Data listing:
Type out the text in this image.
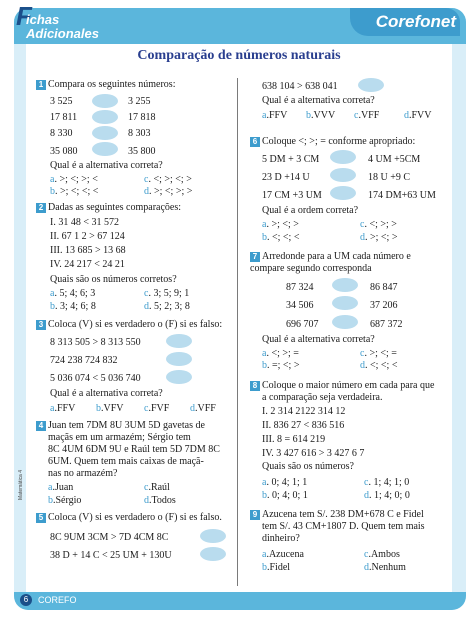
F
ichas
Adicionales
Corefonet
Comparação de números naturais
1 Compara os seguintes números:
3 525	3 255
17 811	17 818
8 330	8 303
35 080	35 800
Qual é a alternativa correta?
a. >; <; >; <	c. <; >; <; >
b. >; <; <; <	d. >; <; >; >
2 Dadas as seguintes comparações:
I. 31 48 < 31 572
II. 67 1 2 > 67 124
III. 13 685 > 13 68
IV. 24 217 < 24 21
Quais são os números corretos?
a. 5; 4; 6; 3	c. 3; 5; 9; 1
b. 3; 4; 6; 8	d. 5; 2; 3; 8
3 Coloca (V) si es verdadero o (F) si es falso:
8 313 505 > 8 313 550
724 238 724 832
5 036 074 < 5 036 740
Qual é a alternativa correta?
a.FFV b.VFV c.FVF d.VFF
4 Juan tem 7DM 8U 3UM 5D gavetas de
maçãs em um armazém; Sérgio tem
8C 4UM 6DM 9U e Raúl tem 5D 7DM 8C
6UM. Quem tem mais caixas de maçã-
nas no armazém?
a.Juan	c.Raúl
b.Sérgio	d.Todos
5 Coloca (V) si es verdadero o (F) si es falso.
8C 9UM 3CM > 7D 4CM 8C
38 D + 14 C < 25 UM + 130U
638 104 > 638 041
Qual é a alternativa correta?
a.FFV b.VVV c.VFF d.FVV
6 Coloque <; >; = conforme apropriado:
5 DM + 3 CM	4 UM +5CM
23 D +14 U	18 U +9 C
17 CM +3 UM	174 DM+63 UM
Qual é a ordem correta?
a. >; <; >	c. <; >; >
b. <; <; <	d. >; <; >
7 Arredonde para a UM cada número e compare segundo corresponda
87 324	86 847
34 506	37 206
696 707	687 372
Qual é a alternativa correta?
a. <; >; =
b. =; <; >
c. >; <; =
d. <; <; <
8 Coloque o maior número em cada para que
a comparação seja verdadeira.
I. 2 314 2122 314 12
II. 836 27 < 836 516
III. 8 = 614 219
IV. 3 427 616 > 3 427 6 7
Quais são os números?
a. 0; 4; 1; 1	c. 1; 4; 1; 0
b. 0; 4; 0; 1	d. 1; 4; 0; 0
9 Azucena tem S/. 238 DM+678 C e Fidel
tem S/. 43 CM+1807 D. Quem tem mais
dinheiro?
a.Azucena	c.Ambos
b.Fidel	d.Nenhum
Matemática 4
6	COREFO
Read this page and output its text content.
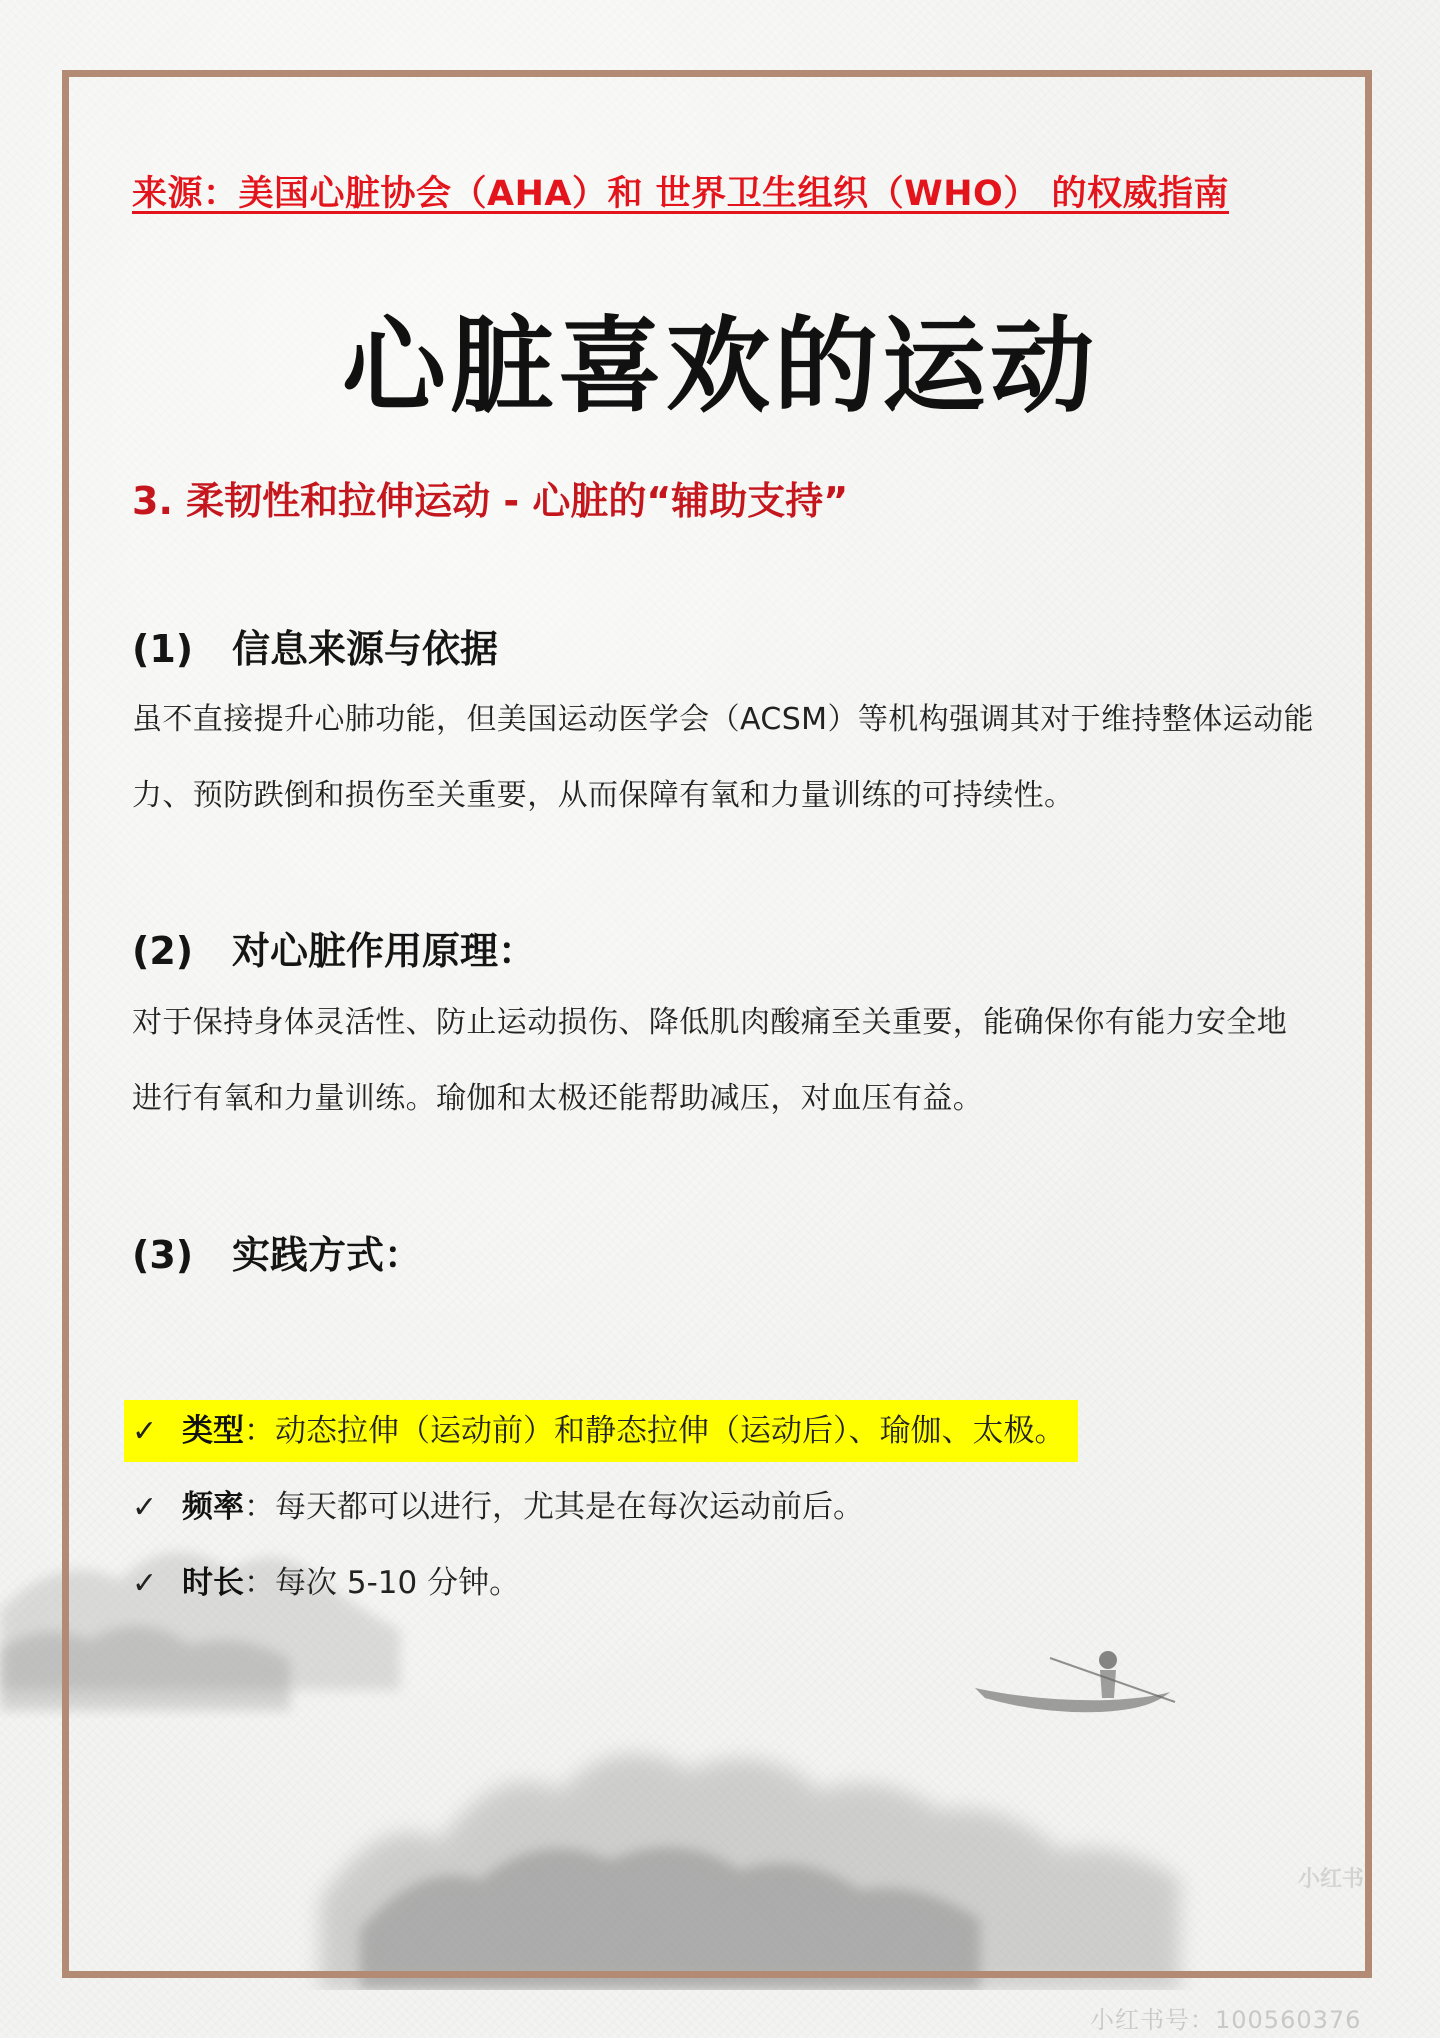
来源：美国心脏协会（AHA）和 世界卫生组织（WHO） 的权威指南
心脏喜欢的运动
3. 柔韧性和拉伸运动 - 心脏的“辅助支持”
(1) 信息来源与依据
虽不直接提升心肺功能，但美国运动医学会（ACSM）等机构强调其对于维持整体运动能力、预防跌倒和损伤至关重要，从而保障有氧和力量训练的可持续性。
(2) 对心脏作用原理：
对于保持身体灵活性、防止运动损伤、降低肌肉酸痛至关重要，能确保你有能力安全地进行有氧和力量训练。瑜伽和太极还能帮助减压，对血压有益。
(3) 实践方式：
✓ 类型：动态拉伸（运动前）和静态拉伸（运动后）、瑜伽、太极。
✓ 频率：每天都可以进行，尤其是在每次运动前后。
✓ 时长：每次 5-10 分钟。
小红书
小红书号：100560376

==

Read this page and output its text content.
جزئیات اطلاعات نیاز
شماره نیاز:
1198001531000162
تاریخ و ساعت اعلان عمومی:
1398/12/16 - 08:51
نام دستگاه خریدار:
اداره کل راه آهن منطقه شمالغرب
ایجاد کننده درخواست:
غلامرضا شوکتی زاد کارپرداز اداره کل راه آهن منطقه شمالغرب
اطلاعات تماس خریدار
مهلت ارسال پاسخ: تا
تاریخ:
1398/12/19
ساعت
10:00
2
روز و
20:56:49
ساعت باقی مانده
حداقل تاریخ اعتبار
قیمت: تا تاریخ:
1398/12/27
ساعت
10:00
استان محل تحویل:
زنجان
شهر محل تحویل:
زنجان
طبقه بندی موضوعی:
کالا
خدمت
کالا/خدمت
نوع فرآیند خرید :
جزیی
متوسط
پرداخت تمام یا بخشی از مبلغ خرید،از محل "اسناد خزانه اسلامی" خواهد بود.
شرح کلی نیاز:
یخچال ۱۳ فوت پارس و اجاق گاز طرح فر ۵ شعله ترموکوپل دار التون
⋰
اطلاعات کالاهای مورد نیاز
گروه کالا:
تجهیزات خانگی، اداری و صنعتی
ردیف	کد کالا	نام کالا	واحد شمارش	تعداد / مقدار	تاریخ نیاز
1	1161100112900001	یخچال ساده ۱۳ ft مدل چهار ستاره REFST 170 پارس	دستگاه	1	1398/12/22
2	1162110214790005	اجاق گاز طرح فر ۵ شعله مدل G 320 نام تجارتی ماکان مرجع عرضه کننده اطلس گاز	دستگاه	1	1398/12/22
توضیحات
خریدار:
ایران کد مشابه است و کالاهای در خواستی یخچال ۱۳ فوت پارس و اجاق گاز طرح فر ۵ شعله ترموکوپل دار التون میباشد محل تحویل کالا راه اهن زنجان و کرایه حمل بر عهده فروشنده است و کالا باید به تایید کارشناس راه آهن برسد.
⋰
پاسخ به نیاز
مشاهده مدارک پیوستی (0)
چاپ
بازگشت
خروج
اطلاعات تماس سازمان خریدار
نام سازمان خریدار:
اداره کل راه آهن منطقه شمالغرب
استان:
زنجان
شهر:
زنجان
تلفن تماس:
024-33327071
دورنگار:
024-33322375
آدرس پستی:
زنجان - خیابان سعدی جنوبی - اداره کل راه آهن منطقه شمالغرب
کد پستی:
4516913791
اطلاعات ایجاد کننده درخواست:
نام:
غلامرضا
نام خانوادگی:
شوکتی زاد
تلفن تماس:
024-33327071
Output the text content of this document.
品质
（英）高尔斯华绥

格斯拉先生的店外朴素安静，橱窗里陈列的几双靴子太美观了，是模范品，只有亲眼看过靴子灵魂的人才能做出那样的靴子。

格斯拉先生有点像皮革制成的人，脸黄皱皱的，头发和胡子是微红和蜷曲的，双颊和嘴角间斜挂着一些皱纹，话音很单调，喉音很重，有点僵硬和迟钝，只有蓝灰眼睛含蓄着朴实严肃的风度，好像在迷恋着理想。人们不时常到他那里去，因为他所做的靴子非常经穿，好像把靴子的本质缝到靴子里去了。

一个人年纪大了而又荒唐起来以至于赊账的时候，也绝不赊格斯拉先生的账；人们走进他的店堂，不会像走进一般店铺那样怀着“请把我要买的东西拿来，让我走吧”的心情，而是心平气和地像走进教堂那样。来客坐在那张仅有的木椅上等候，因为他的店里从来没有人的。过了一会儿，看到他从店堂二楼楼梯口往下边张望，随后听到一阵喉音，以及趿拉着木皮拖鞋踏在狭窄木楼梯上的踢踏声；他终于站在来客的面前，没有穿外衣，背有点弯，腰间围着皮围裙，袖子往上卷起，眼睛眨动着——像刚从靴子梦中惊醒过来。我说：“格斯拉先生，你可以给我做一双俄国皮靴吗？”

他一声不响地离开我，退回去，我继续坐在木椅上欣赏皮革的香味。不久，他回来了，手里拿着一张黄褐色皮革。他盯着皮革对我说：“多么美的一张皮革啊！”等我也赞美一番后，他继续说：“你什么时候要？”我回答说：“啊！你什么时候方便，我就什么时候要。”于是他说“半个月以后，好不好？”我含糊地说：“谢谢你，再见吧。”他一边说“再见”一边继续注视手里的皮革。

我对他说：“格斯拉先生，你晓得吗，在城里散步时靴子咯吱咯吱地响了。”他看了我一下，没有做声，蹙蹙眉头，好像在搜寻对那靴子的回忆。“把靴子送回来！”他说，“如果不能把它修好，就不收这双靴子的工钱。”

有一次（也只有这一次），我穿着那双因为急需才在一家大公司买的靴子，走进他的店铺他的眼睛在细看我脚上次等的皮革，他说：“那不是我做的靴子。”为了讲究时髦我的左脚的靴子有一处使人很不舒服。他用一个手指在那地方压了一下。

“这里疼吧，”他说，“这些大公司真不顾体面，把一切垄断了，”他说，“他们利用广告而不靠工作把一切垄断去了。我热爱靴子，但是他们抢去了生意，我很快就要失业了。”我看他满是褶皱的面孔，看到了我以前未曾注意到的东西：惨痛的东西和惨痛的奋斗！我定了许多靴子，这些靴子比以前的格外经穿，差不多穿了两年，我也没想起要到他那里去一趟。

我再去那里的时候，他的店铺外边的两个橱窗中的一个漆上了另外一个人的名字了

STATED GOAL:
Identify each line containing the string "números" and copy it out.

ANSWER TO THIS EXERCISE:
Comparação de números naturais
1 Compara os seguintes números:
Quais são os números corretos?
Quais são os números?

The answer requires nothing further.